— begin Data in this exercise —

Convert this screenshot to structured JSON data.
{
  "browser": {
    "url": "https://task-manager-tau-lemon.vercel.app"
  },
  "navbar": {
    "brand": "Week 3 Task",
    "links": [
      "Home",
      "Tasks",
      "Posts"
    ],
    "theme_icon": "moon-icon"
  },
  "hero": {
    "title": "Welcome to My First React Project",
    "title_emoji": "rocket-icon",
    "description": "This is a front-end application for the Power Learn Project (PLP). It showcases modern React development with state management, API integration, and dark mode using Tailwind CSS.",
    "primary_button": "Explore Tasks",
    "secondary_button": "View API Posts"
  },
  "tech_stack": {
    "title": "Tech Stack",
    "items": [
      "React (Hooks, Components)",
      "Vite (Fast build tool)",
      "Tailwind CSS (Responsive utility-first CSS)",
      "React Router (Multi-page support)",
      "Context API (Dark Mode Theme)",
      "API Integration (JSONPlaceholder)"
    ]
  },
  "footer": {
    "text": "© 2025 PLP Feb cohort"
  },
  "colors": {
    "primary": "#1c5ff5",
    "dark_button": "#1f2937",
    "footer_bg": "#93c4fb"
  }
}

— end Data in this exercise —

**Problem requirements**. Pick out every line above that holds the word "icon" and copy it.

**Reply to the task**.
    "theme_icon": "moon-icon"
    "title_emoji": "rocket-icon",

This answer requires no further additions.